TEXT PROVIDED:

Most data can simply be added to the H5File or H5Group dictionary like this:
var file = new H5File()
{
["my-dataset"] = data // data contains the simple or complex data you want to write
};
However, there are a few cases where a little bit more work is required. These are described in the following sections.
Object References
Use the H5ObjectReference type to create object references. Variables of type H5Dataset can be implicitly casted to H5ObjectReference, i.e. no explicit casting is required. Here is an example:
var dataset1 = new H5Dataset(data: 1);
var dataset2 = new H5Dataset(data: 2);
var file = new H5File
{
["data1"] = dataset1,
["data2"] = dataset2,
["reference"] = new H5ObjectReference[] { dataset1, dataset2 }
};
Nullable Value Types
To write nullable value type data use the generic version of H5Dataset (or H5Attribute). If you use the non-generic one instead, you will get a compiler warning. It is necessary to use the generic H5Dataset<T> in combination with null data because null looses all type information at runtime and then PureHDF does not know how to encode it. The generic type parameter keeps that type information.
Example:
int? value = 1; // or null
var file = new H5File()
{
["my-dataset"] = new H5Dataset<int?>(value)
};
As there is no native support for nullable values types in the HDF5 file format, here is some technical background about the workaround PureHDF uses:
Nullable value types (e.g. int?) require special handling within the HDF5 file because we need a way to store the possible null value. The HDF5 variable-length sequence data type is a good, though not perfect solution, for this problem if we only use the first element of the sequence. Since a variable-length sequence has no predefined length, a reference (or pointer) is stored in the dataset itself. And this reference points to the global heap where the actual data lives. In case this reference consists only of zeros, it means that the value is undefined (= null).

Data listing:
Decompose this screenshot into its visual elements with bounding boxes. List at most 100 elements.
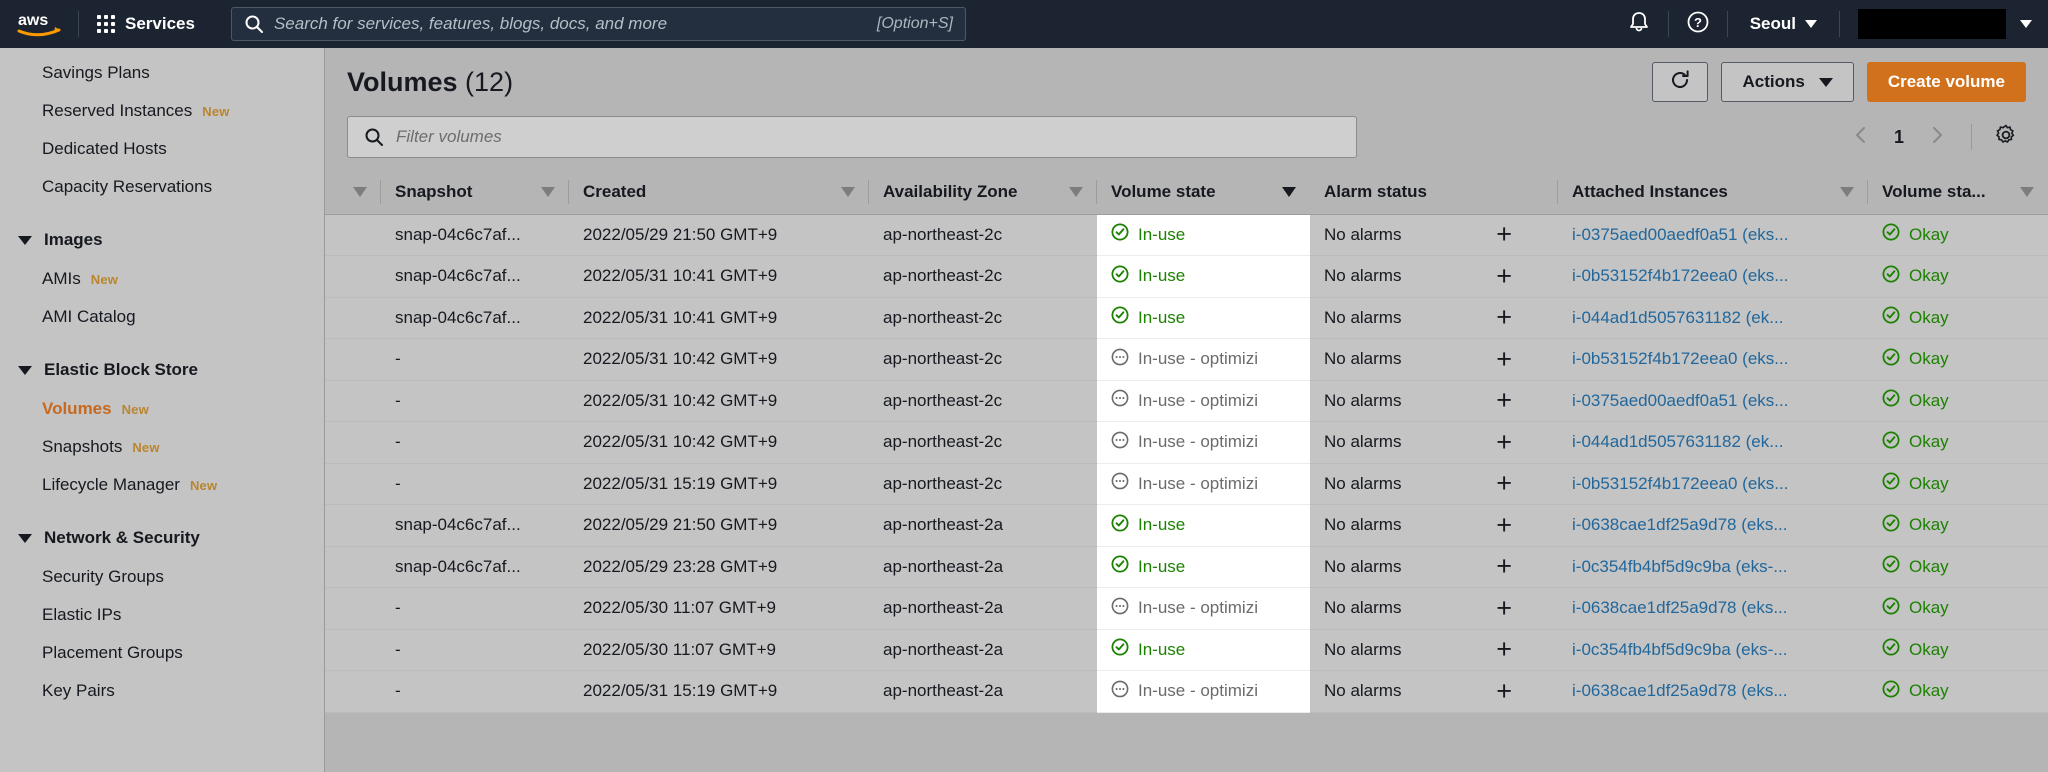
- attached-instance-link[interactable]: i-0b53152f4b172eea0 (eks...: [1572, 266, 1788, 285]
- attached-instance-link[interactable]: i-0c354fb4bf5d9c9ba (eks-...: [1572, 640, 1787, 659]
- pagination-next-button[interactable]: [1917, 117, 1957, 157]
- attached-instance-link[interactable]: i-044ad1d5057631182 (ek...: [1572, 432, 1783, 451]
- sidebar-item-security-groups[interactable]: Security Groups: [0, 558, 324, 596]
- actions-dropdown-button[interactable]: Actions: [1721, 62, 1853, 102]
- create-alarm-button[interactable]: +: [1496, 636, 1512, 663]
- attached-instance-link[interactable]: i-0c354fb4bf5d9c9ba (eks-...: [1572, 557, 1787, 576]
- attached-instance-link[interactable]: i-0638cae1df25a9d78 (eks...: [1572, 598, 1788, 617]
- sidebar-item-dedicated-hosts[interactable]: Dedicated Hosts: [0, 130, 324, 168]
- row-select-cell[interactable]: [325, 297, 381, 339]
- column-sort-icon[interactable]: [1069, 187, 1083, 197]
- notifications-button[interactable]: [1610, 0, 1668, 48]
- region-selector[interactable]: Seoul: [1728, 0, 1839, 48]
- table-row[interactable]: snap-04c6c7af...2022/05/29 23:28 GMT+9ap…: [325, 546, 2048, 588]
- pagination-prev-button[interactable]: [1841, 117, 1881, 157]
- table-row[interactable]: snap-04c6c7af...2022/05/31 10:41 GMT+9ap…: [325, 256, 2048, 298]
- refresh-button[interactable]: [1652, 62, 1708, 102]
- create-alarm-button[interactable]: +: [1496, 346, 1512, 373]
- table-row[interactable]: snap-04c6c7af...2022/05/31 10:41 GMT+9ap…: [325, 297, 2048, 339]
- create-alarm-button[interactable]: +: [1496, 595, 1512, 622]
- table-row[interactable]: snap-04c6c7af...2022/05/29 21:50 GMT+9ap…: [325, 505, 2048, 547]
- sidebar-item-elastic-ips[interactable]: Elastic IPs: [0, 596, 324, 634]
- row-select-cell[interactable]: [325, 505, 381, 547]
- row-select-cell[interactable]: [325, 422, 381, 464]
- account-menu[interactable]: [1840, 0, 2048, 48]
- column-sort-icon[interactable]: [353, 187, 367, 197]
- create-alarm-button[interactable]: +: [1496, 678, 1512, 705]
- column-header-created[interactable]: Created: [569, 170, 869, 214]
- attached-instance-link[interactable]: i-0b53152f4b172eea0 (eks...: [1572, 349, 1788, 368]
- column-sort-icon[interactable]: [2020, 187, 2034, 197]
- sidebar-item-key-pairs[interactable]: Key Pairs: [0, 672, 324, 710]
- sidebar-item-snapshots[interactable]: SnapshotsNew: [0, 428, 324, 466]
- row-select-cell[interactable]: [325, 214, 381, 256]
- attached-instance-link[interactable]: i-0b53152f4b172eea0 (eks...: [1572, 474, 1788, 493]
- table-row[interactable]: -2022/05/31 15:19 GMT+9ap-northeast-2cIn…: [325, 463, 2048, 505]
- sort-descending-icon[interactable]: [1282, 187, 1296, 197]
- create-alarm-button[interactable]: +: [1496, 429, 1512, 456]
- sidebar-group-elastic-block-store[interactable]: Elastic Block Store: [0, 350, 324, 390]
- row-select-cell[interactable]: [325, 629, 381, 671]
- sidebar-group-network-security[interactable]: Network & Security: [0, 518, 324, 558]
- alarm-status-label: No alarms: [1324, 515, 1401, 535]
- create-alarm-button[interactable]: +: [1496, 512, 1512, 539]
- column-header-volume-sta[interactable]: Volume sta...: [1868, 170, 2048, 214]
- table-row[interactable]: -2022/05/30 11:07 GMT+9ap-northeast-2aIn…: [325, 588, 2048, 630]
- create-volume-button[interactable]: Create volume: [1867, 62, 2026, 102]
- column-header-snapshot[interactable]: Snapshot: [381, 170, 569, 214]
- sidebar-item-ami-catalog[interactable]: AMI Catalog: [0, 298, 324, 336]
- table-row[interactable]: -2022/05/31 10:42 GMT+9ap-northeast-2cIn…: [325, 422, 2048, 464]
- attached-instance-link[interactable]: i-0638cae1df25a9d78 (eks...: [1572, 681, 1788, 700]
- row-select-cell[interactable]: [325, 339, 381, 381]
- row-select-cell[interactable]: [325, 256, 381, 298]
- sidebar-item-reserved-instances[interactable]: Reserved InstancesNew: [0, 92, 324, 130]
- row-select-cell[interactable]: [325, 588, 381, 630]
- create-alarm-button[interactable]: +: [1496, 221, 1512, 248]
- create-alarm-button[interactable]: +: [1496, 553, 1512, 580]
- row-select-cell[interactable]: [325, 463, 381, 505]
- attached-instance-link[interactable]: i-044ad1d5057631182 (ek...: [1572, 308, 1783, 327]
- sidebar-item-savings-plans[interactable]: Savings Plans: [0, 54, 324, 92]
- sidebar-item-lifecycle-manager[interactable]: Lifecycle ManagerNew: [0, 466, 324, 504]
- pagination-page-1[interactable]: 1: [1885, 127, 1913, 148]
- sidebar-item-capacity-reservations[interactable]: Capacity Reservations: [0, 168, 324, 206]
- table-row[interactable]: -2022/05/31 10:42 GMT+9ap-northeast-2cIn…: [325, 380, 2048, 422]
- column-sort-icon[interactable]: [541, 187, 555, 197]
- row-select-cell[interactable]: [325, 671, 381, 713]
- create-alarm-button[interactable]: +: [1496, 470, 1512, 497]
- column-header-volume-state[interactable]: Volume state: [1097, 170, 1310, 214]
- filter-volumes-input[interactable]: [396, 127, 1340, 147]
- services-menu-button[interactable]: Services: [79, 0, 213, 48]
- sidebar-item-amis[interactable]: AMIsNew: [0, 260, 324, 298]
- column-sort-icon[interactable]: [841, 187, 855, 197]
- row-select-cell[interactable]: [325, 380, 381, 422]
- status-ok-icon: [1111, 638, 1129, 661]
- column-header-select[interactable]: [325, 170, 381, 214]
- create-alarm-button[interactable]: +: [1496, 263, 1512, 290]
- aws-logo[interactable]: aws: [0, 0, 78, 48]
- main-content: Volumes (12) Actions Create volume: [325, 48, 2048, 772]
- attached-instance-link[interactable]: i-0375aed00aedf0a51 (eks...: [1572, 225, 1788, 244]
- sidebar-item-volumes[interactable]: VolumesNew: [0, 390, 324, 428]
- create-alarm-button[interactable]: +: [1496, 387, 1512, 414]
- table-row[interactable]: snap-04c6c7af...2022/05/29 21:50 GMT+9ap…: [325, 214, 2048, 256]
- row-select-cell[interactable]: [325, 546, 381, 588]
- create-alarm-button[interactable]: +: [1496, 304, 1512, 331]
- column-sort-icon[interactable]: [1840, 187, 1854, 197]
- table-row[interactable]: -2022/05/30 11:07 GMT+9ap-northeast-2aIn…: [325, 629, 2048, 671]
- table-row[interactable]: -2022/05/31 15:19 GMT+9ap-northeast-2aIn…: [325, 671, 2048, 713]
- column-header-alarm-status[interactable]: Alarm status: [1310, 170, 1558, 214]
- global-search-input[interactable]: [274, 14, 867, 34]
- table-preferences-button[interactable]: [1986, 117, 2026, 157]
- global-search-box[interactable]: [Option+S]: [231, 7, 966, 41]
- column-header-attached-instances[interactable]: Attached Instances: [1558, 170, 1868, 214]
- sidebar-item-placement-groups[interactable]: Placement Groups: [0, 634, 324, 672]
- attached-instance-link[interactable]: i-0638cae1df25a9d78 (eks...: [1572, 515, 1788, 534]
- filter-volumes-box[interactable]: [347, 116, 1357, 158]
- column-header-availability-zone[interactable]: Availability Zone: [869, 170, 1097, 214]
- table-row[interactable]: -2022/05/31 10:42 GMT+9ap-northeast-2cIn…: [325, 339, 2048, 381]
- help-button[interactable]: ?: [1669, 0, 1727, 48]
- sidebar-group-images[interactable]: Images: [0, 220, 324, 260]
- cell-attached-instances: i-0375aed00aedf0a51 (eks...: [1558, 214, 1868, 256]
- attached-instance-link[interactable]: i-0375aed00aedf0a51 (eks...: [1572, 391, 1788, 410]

PROBLEMS TO SOLVE:
1. In the text on writing HDF5 data with PureHDF, what does it mean when the stored reference for a nullable value consists only of zeros?
2. Continue the explanation of writing HDF5 data with PureHDF, picking up after its final sentence.
None of the rows is needed for this work.

ANSWERS IN ORDER:
1. It means the value is undefined, that is, null.

2.
Summary: To represent nullable value types, we use the HDF5 internal variable-length sequence data type with a sequence length of 1.
Opaque Data
Create an instance of the H5OpaqueInfo type and pass it to the H5Dataset constructor to treat byte arrays as opaque data:
var data = new byte[] { 0x01, 0x02, 0x03, 0x04 };
var opaqueInfo = new H5OpaqueInfo(
TypeSize: (uint)data.Length,
Tag: "My tag"
);
var file = new H5File
{
["opaque"] = new H5Dataset(data, opaqueInfo: opaqueInfo)
};
file.Write("path/to/file.h5");
Compound Data
HDF5 datasets of data type compound are created when the input data is a reference type (class) or a complex value (struct). By default, PureHDF writes only class properties and struct fields to the file.
This behavior can be changed by creating a new instance of the H5WriteOptions class with the desired values for IncludeClassProperties, IncludeClassFields, IncludeStructProperties and IncludeStructFields. The options should then be passed to the H5File.Write(string, H5WriteOptions) method.
Field Name Mapping
You can control the mapping of .NET property names or field names to HDF5 compound field names by setting the appropriate values for FieldNameMapper or PropertyNameMapper, respectively, in the H5WriteOptions.
A name mapper is a function which takes a PropertyInfo or FieldInfo, respectively, and returns the desired name of the specific field in the HDF5 file.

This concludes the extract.